(Work to be completed) Look below and pull out each line with the word "money".

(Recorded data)
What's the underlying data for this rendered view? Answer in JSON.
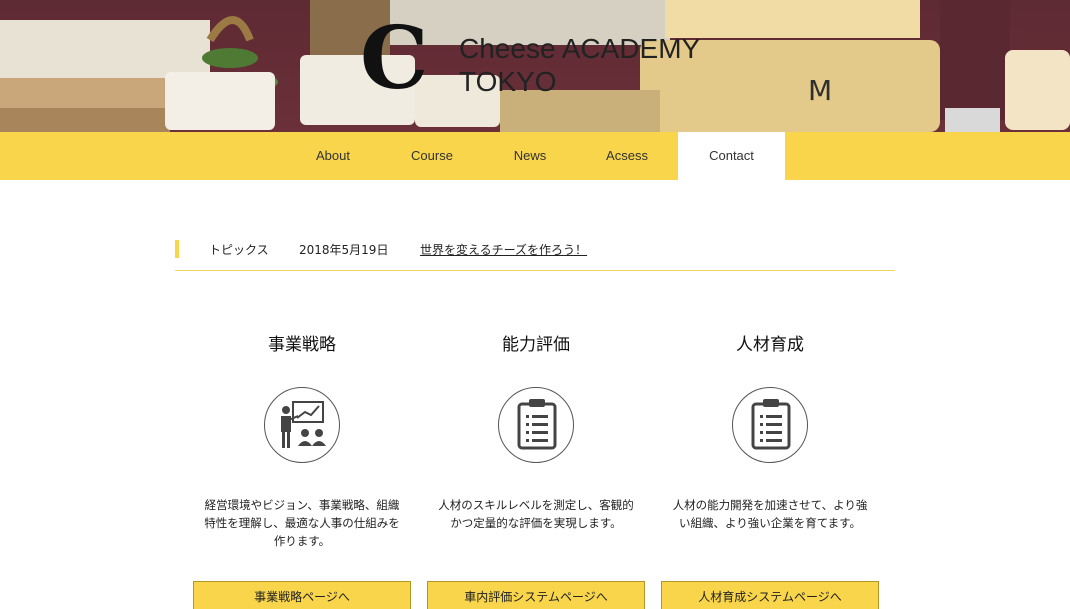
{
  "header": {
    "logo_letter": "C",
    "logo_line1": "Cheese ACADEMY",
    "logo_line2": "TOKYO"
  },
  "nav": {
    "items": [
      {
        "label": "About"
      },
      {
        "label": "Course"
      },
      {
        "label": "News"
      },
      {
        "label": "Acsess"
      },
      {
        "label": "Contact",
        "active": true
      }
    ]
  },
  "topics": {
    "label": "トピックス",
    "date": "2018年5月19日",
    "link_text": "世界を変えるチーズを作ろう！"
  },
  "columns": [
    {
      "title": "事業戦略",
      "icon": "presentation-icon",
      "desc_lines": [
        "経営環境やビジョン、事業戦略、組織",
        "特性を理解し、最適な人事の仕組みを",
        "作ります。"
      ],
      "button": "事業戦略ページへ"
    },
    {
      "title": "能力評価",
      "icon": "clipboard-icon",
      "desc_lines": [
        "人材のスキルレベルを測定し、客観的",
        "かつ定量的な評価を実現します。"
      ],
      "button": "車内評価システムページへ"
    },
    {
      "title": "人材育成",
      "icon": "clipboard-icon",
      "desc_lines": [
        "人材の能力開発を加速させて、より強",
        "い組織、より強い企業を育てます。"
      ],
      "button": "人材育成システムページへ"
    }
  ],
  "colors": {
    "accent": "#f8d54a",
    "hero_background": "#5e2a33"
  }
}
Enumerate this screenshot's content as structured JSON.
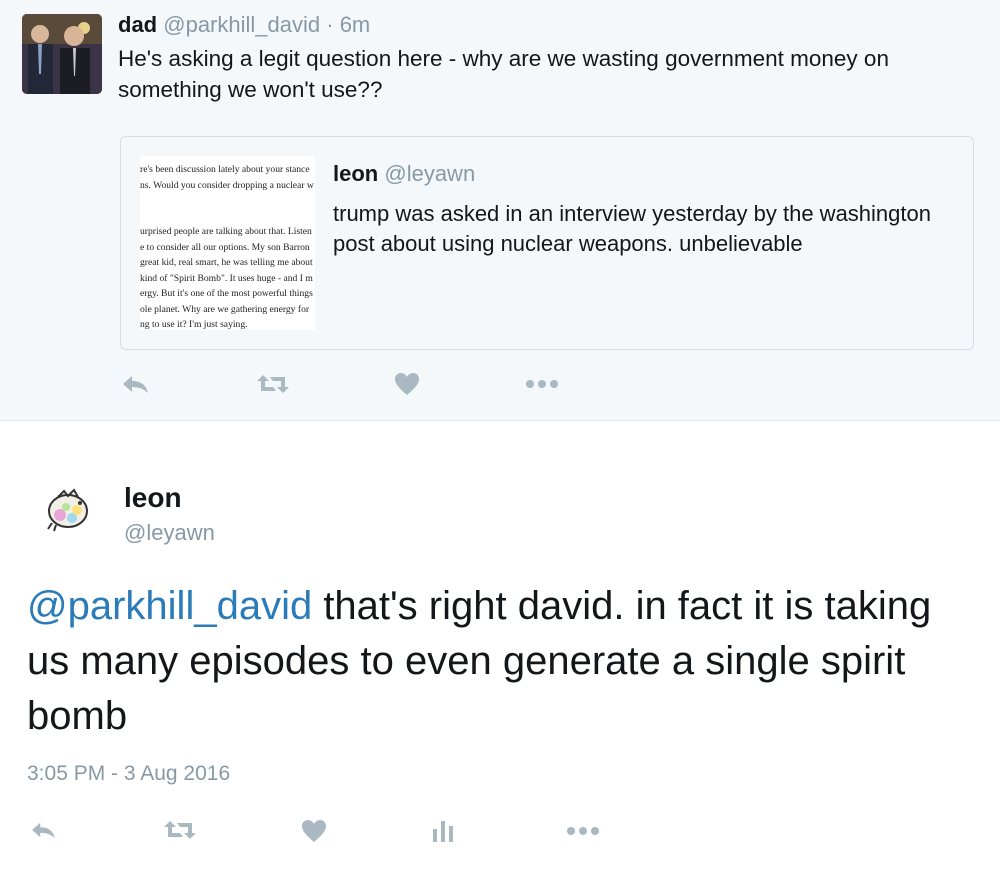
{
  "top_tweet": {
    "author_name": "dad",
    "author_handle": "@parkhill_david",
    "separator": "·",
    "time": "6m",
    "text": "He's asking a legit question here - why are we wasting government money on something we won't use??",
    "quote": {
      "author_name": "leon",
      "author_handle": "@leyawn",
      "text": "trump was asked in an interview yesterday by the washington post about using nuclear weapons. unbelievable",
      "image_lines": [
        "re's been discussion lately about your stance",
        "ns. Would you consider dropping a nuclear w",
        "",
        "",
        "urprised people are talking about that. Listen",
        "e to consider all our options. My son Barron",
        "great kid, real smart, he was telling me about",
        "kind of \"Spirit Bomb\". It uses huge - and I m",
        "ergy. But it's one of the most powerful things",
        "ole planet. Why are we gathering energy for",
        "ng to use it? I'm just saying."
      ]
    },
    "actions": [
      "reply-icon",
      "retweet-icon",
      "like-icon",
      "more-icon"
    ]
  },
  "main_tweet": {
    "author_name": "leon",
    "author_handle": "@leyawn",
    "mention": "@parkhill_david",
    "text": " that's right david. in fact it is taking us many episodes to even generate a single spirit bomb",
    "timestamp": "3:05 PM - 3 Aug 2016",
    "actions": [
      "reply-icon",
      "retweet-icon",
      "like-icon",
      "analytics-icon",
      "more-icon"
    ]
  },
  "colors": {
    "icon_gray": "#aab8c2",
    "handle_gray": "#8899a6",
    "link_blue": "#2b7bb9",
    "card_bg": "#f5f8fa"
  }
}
* * *
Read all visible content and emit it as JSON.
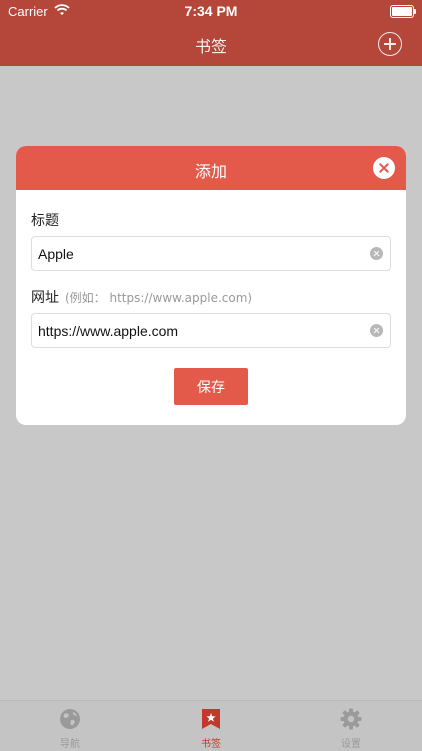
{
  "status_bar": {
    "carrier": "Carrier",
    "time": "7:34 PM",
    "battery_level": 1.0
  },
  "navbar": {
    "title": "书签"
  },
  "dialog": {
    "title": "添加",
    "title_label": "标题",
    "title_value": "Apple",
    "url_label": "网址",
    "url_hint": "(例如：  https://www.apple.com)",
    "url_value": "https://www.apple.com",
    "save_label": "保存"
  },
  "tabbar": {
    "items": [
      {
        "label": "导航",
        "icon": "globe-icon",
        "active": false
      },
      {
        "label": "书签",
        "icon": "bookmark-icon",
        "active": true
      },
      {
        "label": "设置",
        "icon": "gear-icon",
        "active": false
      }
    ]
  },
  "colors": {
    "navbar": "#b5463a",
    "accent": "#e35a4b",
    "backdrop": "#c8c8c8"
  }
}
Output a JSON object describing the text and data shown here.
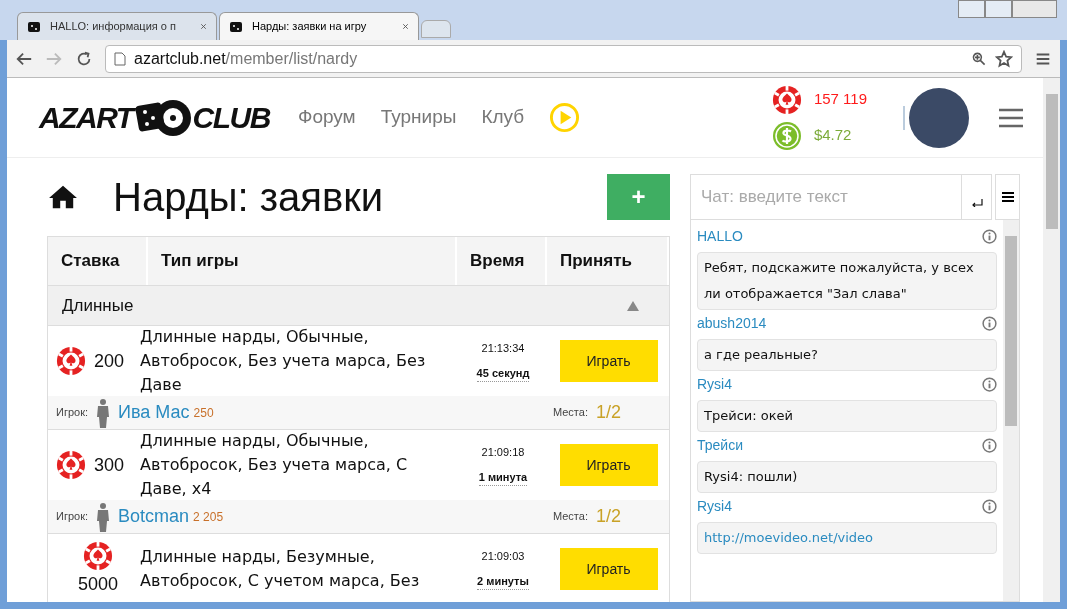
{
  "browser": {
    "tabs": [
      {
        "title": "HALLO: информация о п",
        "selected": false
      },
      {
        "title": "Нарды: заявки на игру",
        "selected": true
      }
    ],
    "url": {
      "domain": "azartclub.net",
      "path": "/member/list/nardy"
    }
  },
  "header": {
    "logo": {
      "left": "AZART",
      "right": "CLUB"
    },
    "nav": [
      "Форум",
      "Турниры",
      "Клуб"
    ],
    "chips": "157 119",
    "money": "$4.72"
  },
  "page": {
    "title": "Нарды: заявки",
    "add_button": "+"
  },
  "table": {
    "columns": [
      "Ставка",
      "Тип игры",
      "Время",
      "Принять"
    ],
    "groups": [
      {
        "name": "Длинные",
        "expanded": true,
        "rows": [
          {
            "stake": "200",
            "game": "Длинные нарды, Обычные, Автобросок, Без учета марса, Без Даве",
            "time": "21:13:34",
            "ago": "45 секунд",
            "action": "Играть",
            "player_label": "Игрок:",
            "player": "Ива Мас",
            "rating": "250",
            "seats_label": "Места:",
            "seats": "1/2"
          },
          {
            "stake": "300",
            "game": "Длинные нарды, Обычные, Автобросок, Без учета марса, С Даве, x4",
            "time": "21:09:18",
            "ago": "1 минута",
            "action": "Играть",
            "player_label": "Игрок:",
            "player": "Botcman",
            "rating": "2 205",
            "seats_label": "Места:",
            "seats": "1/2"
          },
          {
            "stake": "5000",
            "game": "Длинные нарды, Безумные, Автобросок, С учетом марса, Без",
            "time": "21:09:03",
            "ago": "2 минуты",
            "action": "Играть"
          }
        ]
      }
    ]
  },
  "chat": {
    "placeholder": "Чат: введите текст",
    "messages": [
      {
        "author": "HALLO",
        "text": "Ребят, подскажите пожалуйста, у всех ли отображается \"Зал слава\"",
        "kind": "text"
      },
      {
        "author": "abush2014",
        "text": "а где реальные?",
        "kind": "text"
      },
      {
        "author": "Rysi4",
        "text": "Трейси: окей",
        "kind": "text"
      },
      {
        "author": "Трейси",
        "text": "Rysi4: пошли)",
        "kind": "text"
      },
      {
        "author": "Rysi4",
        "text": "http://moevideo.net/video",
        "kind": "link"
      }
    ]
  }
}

(The reply)
    "text": "He's asking a legit question here - why are we wasting government money on something we won't use??",
    "money": "$4.72"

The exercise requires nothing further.